#### INSTRUCTIONS TO FOLLOW
The entries below are to be repeated exactly as they stand.

#### RAW DATA
'''

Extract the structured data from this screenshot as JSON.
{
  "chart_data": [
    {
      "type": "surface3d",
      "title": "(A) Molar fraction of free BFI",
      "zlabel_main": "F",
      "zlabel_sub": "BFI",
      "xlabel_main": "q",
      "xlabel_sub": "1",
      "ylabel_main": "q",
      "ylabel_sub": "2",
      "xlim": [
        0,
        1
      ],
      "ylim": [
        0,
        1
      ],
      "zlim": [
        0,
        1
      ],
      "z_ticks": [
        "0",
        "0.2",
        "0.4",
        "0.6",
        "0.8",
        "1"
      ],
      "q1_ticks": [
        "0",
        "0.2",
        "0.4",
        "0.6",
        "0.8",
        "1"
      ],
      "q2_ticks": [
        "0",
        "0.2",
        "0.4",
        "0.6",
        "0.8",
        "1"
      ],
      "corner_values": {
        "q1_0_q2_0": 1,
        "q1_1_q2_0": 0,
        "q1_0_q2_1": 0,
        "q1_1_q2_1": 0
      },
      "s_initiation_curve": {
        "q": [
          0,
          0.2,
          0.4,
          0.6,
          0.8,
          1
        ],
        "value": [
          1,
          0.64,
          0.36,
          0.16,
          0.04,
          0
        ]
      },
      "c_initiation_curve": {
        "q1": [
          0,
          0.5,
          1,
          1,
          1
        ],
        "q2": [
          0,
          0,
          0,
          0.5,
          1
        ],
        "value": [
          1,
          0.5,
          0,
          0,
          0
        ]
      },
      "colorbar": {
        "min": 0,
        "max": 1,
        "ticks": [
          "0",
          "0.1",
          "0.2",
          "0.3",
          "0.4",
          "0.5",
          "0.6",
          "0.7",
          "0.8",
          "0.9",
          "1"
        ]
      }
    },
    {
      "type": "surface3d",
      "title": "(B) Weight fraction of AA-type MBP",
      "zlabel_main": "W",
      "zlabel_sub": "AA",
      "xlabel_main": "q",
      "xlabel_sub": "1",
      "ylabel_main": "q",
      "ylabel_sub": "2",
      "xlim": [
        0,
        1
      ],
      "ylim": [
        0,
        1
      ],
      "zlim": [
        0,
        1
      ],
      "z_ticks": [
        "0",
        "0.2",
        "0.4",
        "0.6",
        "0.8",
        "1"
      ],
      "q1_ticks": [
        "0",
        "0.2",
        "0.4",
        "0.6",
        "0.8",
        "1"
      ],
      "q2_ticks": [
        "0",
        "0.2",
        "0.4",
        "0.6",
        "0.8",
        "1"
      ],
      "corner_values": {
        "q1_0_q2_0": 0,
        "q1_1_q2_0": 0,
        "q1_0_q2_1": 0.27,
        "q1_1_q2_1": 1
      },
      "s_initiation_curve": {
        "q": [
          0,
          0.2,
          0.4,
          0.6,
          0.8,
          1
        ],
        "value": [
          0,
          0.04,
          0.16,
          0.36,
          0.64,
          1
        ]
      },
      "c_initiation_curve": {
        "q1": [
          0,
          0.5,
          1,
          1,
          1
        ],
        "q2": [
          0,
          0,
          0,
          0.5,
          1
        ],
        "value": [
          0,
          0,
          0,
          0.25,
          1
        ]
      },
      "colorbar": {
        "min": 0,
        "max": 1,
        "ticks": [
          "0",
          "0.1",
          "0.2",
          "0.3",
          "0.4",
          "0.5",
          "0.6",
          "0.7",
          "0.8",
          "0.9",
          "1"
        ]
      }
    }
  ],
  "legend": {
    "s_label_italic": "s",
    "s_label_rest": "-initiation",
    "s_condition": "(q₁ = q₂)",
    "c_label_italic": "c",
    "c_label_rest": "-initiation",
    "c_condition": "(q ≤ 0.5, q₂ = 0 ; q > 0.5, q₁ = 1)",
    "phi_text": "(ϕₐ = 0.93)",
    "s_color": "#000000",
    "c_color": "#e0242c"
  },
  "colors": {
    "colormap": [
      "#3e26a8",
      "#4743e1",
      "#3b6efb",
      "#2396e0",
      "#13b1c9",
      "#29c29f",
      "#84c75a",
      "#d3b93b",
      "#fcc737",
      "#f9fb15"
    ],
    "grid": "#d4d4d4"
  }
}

'''

#### COMPLETED TASK
Extract the structured data from this screenshot as JSON.
{
  "chart_data": [
    {
      "type": "surface3d",
      "title": "(A) Molar fraction of free BFI",
      "zlabel_main": "F",
      "zlabel_sub": "BFI",
      "xlabel_main": "q",
      "xlabel_sub": "1",
      "ylabel_main": "q",
      "ylabel_sub": "2",
      "xlim": [
        0,
        1
      ],
      "ylim": [
        0,
        1
      ],
      "zlim": [
        0,
        1
      ],
      "z_ticks": [
        "0",
        "0.2",
        "0.4",
        "0.6",
        "0.8",
        "1"
      ],
      "q1_ticks": [
        "0",
        "0.2",
        "0.4",
        "0.6",
        "0.8",
        "1"
      ],
      "q2_ticks": [
        "0",
        "0.2",
        "0.4",
        "0.6",
        "0.8",
        "1"
      ],
      "corner_values": {
        "q1_0_q2_0": 1,
        "q1_1_q2_0": 0,
        "q1_0_q2_1": 0,
        "q1_1_q2_1": 0
      },
      "s_initiation_curve": {
        "q": [
          0,
          0.2,
          0.4,
          0.6,
          0.8,
          1
        ],
        "value": [
          1,
          0.64,
          0.36,
          0.16,
          0.04,
          0
        ]
      },
      "c_initiation_curve": {
        "q1": [
          0,
          0.5,
          1,
          1,
          1
        ],
        "q2": [
          0,
          0,
          0,
          0.5,
          1
        ],
        "value": [
          1,
          0.5,
          0,
          0,
          0
        ]
      },
      "colorbar": {
        "min": 0,
        "max": 1,
        "ticks": [
          "0",
          "0.1",
          "0.2",
          "0.3",
          "0.4",
          "0.5",
          "0.6",
          "0.7",
          "0.8",
          "0.9",
          "1"
        ]
      }
    },
    {
      "type": "surface3d",
      "title": "(B) Weight fraction of AA-type MBP",
      "zlabel_main": "W",
      "zlabel_sub": "AA",
      "xlabel_main": "q",
      "xlabel_sub": "1",
      "ylabel_main": "q",
      "ylabel_sub": "2",
      "xlim": [
        0,
        1
      ],
      "ylim": [
        0,
        1
      ],
      "zlim": [
        0,
        1
      ],
      "z_ticks": [
        "0",
        "0.2",
        "0.4",
        "0.6",
        "0.8",
        "1"
      ],
      "q1_ticks": [
        "0",
        "0.2",
        "0.4",
        "0.6",
        "0.8",
        "1"
      ],
      "q2_ticks": [
        "0",
        "0.2",
        "0.4",
        "0.6",
        "0.8",
        "1"
      ],
      "corner_values": {
        "q1_0_q2_0": 0,
        "q1_1_q2_0": 0,
        "q1_0_q2_1": 0.27,
        "q1_1_q2_1": 1
      },
      "s_initiation_curve": {
        "q": [
          0,
          0.2,
          0.4,
          0.6,
          0.8,
          1
        ],
        "value": [
          0,
          0.04,
          0.16,
          0.36,
          0.64,
          1
        ]
      },
      "c_initiation_curve": {
        "q1": [
          0,
          0.5,
          1,
          1,
          1
        ],
        "q2": [
          0,
          0,
          0,
          0.5,
          1
        ],
        "value": [
          0,
          0,
          0,
          0.25,
          1
        ]
      },
      "colorbar": {
        "min": 0,
        "max": 1,
        "ticks": [
          "0",
          "0.1",
          "0.2",
          "0.3",
          "0.4",
          "0.5",
          "0.6",
          "0.7",
          "0.8",
          "0.9",
          "1"
        ]
      }
    }
  ],
  "legend": {
    "s_label_italic": "s",
    "s_label_rest": "-initiation",
    "s_condition": "(q₁ = q₂)",
    "c_label_italic": "c",
    "c_label_rest": "-initiation",
    "c_condition": "(q ≤ 0.5, q₂ = 0 ; q > 0.5, q₁ = 1)",
    "phi_text": "(ϕₐ = 0.93)",
    "s_color": "#000000",
    "c_color": "#e0242c"
  },
  "colors": {
    "colormap": [
      "#3e26a8",
      "#4743e1",
      "#3b6efb",
      "#2396e0",
      "#13b1c9",
      "#29c29f",
      "#84c75a",
      "#d3b93b",
      "#fcc737",
      "#f9fb15"
    ],
    "grid": "#d4d4d4"
  }
}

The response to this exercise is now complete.